Exercise: Each line of the data must be reproduced as it appears.

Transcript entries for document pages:
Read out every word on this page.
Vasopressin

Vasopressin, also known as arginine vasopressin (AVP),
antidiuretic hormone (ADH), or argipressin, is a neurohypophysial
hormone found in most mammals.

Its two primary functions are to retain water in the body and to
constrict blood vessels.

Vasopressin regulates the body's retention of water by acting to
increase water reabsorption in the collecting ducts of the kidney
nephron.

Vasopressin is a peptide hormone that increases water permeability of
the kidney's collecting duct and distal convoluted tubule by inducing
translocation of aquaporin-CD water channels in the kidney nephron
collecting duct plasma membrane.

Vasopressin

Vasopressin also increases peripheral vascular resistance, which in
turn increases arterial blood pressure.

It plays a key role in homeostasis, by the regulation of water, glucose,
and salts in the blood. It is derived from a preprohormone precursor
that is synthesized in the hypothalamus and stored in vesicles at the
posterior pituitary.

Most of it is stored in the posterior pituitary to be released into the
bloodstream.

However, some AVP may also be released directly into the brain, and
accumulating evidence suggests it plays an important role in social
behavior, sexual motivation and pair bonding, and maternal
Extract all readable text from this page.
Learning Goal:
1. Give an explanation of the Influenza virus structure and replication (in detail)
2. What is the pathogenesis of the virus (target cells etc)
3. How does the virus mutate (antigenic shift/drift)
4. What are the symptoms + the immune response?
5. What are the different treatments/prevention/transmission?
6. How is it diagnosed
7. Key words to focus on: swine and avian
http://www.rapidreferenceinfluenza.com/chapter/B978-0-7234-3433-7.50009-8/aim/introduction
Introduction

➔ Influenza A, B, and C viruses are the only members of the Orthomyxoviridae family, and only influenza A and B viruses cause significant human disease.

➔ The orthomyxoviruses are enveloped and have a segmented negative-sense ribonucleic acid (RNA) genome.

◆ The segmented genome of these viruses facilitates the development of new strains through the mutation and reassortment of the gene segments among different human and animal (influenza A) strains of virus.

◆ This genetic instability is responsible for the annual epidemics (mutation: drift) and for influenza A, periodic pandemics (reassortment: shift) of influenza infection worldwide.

Answer below:
Read out every word on this page.
Vasopressin

Vasopressin, also known as arginine vasopressin (AVP),
antidiuretic hormone (ADH), or argipressin, is a neurohypophysial
hormone found in most mammals.

Its two primary functions are to retain water in the body and to
constrict blood vessels.

Vasopressin regulates the body's retention of water by acting to
increase water reabsorption in the collecting ducts of the kidney
nephron.

Vasopressin is a peptide hormone that increases water permeability of
the kidney's collecting duct and distal convoluted tubule by inducing
translocation of aquaporin-CD water channels in the kidney nephron
collecting duct plasma membrane.

Vasopressin

Vasopressin also increases peripheral vascular resistance, which in
turn increases arterial blood pressure.

It plays a key role in homeostasis, by the regulation of water, glucose,
and salts in the blood. It is derived from a preprohormone precursor
that is synthesized in the hypothalamus and stored in vesicles at the
posterior pituitary.

Most of it is stored in the posterior pituitary to be released into the
bloodstream.

However, some AVP may also be released directly into the brain, and
accumulating evidence suggests it plays an important role in social
behavior, sexual motivation and pair bonding, and maternal
Extract all readable text from this page.
Learning Goal:
1. Give an explanation of the Influenza virus structure and replication (in detail)
2. What is the pathogenesis of the virus (target cells etc)
3. How does the virus mutate (antigenic shift/drift)
4. What are the symptoms + the immune response?
5. What are the different treatments/prevention/transmission?
6. How is it diagnosed
7. Key words to focus on: swine and avian
http://www.rapidreferenceinfluenza.com/chapter/B978-0-7234-3433-7.50009-8/aim/introduction
Introduction

➔ Influenza A, B, and C viruses are the only members of the Orthomyxoviridae family, and only influenza A and B viruses cause significant human disease.

➔ The orthomyxoviruses are enveloped and have a segmented negative-sense ribonucleic acid (RNA) genome.

◆ The segmented genome of these viruses facilitates the development of new strains through the mutation and reassortment of the gene segments among different human and animal (influenza A) strains of virus.

◆ This genetic instability is responsible for the annual epidemics (mutation: drift) and for influenza A, periodic pandemics (reassortment: shift) of influenza infection worldwide.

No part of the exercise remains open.